* _Provided passage_:
The TTSs supply localized information of the target node. Since the target areas are different, each area needs a block of timeslots. To save resources, different areas can reuse the same timeslots. Thus, we design Algorithm 2 to generate a block of timeslots. $\mathsf{\Omega }$ represents the temporary collection for storing the scheduled area and $B=\{b_1,b_2\dots \}$ is a collection of timeslot blocks. We adopt the graph coloring algorithm to solve the allocation of upstream timeslots. Each block contains several timeslots to support the target node in an area. The number of timeslots of a block depends on the maximum number of target nodes in an area. The adjacent area cannot use the same block because that condition would result in wireless interference and the sharing of same two anchor nodes. However, different areas can use the same block if they do not share the same anchor nodes. Based on our experience, we assume that no wireless interference occurs if the areas are not adjacent.

The STSs are used downstream for scheduling information. In a block, a timeslot can be used for one target node only. Thus, if more than one target node selects the same timeslot in the same area, a conflict may arise. When the anchor nodes receive the localization packet of a target node, they send the scheduled information to the target node in the corresponding timeslot. This packet is multicast. Thus, when the other target nodes receive the packet, they will find that they are not scheduled. Thus, they will reselect the upstream timeslot in the next superframe. Each area selects a major anchor node to send this scheduling information.

5. Implementation and Experiments

In this section, we first introduce the system based on RMLNet and then evaluate the performance of the stability and accuracy of the RMLNet-based localization system.

5.1. System Implementation

To evaluate our proposed RMLNet, we designed a system based on UWB, which can overhear signals and mark the recorded messages with a timestamp. We used the DecaWave DW1000 as radio transceivers, which is compliant with the IEEE 802.15.4-2011 standard. The controlling framework of transmitting or receiving the timestamp was actualized by an STM32F105 chip with Contex-M3. We integrated these nodes into the RMLNet network.

In this system, target nodes are arbitrarily deployed in the sensing field and each node has the same transmission range and similar hardware configurations. The whole sensing field is partitioned into grids. As discussed in the previous sections, the RSSI is utilized to localize the area of the target nodes first. Then, the target node sends localization signals in the regional according to the regional slot scheduling strategy. We measure the TDOA by ASync-TDOA [12]—a model for TDOA localization without time synchronization—which achieves the time difference in a one-way-based range by introducing the reference node. After calculating the TDOA, the localization of the target node is estimated by the optimization algorithm.

5.2. Experimental Scenario

We performed extensive experiments to examine the feasibility of ASync-TDOA for localization in a large-scale wireless network. As shown in Figure 9, we used a laboratory to simulate the factory environment. For simplicity, we considered a 2D localization model to compare with other models. We measured the time difference and estimated the localization in this environment to evaluate the proposed model.

[Entries taken from a dataset]
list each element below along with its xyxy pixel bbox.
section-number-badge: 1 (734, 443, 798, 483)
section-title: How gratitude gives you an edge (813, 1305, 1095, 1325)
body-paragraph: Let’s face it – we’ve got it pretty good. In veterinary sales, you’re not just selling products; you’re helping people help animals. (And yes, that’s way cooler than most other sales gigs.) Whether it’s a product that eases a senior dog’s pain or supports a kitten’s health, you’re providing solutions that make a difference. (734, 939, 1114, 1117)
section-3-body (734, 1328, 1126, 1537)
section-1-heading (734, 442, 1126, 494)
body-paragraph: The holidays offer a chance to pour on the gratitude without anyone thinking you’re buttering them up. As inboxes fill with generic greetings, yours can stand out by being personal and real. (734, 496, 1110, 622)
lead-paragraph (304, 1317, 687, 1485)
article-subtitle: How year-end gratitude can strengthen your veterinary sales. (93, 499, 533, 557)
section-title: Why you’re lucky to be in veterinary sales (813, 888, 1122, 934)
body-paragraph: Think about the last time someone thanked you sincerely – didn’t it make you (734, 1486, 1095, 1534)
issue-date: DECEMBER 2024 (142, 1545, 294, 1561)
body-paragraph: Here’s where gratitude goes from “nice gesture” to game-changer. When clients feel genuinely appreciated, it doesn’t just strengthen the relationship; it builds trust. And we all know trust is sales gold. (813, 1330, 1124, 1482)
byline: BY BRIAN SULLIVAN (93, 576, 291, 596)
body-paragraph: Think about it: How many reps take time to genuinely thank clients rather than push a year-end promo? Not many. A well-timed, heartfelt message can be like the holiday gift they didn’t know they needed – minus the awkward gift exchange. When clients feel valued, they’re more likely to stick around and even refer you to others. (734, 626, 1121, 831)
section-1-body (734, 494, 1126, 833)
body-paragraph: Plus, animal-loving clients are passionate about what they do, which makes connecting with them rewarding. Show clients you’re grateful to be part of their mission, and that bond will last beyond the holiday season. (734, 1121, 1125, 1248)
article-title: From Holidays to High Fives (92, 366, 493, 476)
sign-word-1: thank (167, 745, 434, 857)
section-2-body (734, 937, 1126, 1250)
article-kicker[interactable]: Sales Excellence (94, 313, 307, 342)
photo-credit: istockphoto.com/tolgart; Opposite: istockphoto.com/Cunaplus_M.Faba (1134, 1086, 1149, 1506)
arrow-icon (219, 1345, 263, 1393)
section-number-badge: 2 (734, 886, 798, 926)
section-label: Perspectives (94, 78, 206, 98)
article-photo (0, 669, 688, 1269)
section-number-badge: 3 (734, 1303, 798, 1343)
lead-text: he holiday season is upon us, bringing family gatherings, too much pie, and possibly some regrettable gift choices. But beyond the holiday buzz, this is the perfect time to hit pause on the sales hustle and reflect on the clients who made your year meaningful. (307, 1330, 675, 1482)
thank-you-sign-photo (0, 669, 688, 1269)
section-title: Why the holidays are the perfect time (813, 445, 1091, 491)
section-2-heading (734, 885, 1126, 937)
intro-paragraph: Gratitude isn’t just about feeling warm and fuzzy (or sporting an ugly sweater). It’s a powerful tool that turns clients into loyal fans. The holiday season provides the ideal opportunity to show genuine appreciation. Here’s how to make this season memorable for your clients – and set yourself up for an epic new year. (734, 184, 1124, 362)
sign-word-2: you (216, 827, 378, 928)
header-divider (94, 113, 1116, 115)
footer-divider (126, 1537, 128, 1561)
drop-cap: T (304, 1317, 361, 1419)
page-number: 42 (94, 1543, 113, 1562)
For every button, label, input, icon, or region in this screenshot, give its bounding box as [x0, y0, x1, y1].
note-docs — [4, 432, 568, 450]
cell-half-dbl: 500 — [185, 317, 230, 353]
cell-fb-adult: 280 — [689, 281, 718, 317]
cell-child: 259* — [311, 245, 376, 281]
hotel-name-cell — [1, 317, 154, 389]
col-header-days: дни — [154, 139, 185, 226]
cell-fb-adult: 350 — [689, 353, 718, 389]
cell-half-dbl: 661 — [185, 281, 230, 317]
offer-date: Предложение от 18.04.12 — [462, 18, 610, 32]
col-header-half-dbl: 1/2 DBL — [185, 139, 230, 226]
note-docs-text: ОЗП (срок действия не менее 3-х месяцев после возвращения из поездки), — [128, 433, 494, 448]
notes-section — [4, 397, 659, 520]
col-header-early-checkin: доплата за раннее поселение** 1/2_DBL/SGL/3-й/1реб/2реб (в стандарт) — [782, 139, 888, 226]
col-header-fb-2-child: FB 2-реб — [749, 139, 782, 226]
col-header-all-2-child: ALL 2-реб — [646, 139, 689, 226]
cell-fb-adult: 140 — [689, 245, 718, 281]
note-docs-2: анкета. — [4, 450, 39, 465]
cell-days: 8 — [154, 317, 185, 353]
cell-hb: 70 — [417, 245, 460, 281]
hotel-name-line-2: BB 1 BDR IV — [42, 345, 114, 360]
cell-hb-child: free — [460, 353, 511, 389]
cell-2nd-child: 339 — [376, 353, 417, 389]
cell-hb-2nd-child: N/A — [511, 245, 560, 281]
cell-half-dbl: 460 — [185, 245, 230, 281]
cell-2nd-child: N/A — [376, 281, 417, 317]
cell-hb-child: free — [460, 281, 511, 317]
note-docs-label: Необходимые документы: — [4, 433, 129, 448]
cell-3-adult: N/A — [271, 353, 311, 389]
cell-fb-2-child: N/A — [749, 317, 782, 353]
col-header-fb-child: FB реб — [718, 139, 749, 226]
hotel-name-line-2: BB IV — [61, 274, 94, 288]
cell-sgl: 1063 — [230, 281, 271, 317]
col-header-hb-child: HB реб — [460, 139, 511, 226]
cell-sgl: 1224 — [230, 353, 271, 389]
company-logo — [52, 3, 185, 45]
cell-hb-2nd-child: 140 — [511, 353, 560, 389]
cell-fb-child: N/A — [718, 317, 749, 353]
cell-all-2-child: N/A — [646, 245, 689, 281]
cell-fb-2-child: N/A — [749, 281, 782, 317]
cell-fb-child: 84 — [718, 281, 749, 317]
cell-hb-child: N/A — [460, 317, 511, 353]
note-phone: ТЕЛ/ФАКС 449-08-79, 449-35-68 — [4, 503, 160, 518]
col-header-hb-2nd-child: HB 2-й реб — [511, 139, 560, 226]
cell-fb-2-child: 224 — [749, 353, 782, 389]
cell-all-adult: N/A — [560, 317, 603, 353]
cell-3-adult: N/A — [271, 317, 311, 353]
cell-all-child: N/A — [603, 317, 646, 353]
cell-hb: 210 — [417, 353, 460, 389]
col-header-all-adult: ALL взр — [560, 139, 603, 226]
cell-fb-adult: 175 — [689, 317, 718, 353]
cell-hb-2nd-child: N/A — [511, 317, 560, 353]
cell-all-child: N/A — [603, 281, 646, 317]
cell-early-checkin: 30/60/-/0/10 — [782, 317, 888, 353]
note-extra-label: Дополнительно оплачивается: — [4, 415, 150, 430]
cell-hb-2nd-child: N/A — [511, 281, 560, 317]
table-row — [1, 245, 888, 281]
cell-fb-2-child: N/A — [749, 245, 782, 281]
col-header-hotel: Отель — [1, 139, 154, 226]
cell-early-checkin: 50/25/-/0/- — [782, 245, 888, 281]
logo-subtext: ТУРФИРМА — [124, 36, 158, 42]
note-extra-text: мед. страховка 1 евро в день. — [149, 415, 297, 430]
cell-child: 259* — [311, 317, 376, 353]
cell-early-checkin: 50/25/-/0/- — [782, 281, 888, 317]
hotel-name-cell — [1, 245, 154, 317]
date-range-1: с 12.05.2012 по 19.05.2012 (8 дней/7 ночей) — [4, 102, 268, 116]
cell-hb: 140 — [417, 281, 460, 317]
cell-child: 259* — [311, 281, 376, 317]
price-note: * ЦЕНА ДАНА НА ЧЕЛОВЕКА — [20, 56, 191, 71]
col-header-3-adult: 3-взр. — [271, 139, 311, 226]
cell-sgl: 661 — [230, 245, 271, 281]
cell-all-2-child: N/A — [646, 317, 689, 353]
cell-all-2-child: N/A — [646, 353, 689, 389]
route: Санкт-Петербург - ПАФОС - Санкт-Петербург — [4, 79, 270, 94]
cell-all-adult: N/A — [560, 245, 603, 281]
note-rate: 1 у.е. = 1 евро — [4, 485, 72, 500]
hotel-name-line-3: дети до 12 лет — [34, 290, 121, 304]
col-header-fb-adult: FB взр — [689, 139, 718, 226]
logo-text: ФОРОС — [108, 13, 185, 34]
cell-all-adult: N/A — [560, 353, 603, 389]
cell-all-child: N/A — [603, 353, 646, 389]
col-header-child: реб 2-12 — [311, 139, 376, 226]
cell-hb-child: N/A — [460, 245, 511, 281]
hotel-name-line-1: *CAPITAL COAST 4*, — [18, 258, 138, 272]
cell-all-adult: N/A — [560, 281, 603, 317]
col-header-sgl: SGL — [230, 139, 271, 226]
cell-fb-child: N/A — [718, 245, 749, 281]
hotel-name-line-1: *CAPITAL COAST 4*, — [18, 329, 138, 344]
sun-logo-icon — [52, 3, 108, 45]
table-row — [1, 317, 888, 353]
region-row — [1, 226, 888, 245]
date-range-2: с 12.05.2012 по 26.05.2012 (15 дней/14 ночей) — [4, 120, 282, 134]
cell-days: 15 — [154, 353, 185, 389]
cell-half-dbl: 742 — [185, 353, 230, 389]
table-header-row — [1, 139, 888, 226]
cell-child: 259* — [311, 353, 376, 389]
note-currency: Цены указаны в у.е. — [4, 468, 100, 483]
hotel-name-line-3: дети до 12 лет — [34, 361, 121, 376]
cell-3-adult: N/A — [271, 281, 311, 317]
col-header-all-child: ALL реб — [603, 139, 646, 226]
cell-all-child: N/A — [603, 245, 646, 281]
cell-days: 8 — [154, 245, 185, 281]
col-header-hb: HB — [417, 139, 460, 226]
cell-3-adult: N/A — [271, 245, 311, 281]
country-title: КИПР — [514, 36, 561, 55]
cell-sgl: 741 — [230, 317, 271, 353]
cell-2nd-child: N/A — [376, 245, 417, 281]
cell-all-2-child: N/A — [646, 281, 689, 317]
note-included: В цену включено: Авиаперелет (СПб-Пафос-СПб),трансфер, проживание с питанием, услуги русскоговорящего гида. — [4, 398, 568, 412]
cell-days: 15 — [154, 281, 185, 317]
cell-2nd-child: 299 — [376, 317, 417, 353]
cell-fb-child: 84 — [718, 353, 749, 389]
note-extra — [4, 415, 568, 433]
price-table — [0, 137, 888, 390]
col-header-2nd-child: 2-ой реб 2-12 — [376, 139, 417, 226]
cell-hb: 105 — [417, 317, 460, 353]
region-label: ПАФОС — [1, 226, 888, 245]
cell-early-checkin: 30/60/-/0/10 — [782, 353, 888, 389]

* _Set exercise 1_:
Copy out the records from their first line up to and including the line containing "section-1-heading (734, 442, 1126, 494)".
* _Set exercise 2_:
Pick up the passage on RMLNet localization where it stops, and continue it.
The records are unrelated to the passage on RMLNet localization.

* _Reply 1_:
list each element below along with its xyxy pixel bbox.
section-number-badge: 1 (734, 443, 798, 483)
section-title: How gratitude gives you an edge (813, 1305, 1095, 1325)
body-paragraph: Let’s face it – we’ve got it pretty good. In veterinary sales, you’re not just selling products; you’re helping people help animals. (And yes, that’s way cooler than most other sales gigs.) Whether it’s a product that eases a senior dog’s pain or supports a kitten’s health, you’re providing solutions that make a difference. (734, 939, 1114, 1117)
section-3-body (734, 1328, 1126, 1537)
section-1-heading (734, 442, 1126, 494)

* _Reply 2_:
The coordinates of anchor nodes are $A\left(A_1^1\right)=(0,4.8\mathrm{m})$, $B(A_1^2/A_2^1)=(2.4\mathrm{m},4.8\mathrm{m})$, $C\left(A_2^2\right)=(4.8\mathrm{m},4.8\mathrm{m})$, $D(A_1^4/A_3^1)=(0,2.4\mathrm{m})$, $E(A_1^3/A_2^4/A_3^2/A_4^1)=(2.4\mathrm{m},2.4\mathrm{m})$, $F(A_2^3/A_4^2)=(4.8\mathrm{m},2.4\mathrm{m})$, $G\left(A_3^4\right)=(0,0)$, $H(A_3^4/A_4^4)=(2.4\mathrm{m},0)$ and $I\left(A_4^3\right)=(4.8\mathrm{m},0)$. We defined three target scenes—near the middle $\left(T_m\right)$, near the anchor node $\left(T_a\right)$ and near the edge of a line between two anchors $\left(T_e\right)$. In all experiments, the target node is static and transmits a packet every 200 ms. The localization of each setting was conducted many times.

5.3. Target Area Determination

This test mainly evaluated the performance of the target area determination. As shown in Figure 9, 4 target nodes are placed in each scene at $T_m$, $T_a$ and $T_e$, and each test is conducted 1000 times. Figure 10 shows the percentage ratio of the correct times to the test times. Here, ‘1’ represents the scene of the target being near the middle ‘2’ represents the scene of the target being near the anchor node and‘3’ represents the scene of the target being near the edge of a line between two anchors. As shown in Figure 10, the proposed project of the determine region has a better success rate, which can exceed 98.5% and guarantee the performance of the network for multi-area localization.

5.4. Localization Performance

This test compares the performance of the localization in the RMLNet network and CSMA network with the results for the ASync-TDOA and traditional TDOA, respectively. As shown in Figure 9, 12/14/16/18/20 nodes are placed in each region and a total of 48/56/64/72/80 nodes are placed in each scene.

The results are shown in Figure 11, Figure 12 and Figure 13, which show the successful localization of the RMLNet network and CSMA network based on the ASync-TDOA or traditional TDOA and the percentage of successful localization errors within the range of 30 cm. The bar graph represents the percentage of successful localization events versus the total test number, while the broken line graph represents the percentage of localization errors within the range of 30 cm. Figure 11 shows the results for the target nodes being near the center, Figure 12 shows the results for the target nodes being near the anchor point and Figure 13 shows the results for the target nodes being near the boundary. We can see that the location effect of the RMLNet network is better than that of the CSMA network using two TDOA methods.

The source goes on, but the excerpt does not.